== MATERIAL PROVIDED
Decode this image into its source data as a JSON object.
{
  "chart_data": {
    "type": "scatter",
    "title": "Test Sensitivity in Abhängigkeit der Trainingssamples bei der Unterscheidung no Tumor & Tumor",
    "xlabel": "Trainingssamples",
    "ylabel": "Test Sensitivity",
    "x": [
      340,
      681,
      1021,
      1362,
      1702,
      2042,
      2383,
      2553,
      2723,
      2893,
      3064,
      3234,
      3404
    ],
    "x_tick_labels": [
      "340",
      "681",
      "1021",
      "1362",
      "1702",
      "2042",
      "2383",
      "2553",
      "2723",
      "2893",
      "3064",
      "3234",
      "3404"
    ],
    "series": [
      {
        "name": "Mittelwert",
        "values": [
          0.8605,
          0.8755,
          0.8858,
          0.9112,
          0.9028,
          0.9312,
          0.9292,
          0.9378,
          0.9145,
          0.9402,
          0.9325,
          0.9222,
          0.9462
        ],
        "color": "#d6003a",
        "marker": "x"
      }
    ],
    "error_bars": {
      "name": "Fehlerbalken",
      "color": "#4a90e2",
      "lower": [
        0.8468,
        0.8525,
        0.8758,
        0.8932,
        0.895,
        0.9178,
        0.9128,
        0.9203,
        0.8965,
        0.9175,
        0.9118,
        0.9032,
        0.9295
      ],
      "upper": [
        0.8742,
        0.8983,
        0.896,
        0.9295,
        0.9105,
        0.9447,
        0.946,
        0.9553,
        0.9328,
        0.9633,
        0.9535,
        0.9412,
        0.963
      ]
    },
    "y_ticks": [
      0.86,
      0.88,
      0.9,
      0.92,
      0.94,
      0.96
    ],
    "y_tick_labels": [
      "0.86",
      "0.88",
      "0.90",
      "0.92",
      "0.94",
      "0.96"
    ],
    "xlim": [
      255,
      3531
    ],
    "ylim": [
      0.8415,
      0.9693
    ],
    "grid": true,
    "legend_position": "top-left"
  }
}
====
_DESCRIPTION OF THE TASK_.
Each line above that includes the word "name" is to be copied.

_TASK ANSWER_.
        "name": "Mittelwert",
      "name": "Fehlerbalken",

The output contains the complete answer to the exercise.